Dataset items

## start

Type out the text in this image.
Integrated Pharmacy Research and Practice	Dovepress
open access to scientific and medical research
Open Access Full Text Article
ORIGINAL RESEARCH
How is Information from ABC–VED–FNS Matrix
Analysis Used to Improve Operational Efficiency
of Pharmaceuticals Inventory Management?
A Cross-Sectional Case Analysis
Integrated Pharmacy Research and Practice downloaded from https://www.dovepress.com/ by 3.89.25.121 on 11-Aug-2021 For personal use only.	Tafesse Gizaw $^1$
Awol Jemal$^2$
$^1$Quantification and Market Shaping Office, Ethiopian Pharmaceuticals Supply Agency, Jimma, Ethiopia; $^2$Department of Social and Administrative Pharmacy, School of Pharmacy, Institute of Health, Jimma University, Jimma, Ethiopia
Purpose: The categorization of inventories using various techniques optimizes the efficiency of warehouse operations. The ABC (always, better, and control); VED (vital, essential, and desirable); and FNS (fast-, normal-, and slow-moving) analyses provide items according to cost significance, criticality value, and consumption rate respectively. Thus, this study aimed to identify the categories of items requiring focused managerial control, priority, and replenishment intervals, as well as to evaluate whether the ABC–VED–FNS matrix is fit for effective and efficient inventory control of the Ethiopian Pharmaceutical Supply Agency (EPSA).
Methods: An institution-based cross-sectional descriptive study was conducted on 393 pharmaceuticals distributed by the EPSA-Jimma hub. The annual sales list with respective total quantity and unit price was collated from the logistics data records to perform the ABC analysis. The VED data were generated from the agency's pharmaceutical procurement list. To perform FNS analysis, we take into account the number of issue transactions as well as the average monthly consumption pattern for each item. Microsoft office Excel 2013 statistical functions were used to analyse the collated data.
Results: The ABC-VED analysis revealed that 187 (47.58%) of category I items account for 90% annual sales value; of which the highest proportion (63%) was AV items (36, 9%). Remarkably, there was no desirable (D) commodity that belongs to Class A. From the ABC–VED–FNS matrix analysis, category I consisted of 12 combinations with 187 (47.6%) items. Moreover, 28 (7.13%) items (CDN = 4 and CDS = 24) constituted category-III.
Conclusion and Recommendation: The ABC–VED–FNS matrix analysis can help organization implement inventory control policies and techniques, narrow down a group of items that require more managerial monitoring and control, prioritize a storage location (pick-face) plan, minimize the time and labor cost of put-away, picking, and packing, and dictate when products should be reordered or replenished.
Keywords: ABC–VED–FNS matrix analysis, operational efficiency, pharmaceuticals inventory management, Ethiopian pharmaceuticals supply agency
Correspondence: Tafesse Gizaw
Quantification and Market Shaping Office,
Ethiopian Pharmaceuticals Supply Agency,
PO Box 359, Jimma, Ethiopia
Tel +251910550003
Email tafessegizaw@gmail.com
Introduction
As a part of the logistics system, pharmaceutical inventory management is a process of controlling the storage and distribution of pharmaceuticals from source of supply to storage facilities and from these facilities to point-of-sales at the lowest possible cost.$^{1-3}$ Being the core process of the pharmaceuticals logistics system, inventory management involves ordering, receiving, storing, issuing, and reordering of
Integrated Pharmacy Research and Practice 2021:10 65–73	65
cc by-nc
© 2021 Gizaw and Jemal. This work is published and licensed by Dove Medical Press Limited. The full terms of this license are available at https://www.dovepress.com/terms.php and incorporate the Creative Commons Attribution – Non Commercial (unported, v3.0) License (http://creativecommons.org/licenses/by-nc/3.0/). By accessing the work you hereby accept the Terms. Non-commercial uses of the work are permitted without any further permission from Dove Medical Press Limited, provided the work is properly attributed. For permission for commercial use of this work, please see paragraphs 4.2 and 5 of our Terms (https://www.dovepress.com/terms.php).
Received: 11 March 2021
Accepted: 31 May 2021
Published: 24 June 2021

## end

**AIM**
Reply with one number only, the count of lines above that hold the string "https".

**OUTPUT FOR THIS EXERCISE**
2